Exercise — Check every line for the word "叫作四边形" and state how many lines have it. Reply with the number alone.

****************

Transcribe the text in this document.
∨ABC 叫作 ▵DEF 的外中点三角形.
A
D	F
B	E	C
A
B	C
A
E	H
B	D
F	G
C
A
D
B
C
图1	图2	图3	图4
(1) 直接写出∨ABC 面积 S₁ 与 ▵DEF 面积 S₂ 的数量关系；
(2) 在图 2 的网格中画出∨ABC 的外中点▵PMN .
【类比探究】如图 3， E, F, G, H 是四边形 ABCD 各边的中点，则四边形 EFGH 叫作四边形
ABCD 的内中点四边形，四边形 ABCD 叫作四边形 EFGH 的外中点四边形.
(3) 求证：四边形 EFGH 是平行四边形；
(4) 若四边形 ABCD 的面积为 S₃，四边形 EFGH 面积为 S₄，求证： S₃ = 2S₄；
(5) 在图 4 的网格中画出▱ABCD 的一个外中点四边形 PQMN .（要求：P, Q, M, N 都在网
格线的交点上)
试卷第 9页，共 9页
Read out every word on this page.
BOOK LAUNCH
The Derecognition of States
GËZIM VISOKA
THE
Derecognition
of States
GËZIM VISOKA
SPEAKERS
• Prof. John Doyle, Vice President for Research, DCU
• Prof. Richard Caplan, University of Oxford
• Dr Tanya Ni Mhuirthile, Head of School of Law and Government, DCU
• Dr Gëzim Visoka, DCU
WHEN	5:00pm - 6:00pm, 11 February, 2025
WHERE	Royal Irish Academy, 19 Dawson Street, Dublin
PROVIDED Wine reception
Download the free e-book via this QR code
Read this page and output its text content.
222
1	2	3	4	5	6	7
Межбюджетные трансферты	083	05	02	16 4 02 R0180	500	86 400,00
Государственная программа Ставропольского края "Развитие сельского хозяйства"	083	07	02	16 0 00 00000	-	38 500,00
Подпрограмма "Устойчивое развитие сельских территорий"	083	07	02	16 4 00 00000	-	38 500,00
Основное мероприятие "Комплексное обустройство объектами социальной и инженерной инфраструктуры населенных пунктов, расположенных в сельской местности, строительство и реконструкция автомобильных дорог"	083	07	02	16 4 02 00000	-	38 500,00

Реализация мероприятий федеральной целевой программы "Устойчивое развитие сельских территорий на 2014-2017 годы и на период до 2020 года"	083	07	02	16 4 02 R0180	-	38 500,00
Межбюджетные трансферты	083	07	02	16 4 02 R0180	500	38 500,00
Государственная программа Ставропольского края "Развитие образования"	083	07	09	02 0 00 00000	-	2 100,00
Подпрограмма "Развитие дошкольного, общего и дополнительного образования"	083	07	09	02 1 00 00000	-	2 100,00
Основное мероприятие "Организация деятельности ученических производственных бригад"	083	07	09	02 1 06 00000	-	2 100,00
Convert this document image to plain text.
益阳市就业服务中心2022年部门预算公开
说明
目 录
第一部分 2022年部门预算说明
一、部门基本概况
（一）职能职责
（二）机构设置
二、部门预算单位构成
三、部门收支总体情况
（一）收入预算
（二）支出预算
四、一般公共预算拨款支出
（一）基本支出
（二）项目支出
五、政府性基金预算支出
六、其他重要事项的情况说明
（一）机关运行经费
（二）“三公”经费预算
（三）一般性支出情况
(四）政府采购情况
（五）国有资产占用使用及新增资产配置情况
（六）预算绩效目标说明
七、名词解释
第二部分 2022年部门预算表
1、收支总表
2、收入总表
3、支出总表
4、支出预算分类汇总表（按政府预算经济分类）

****************

Complete output — 2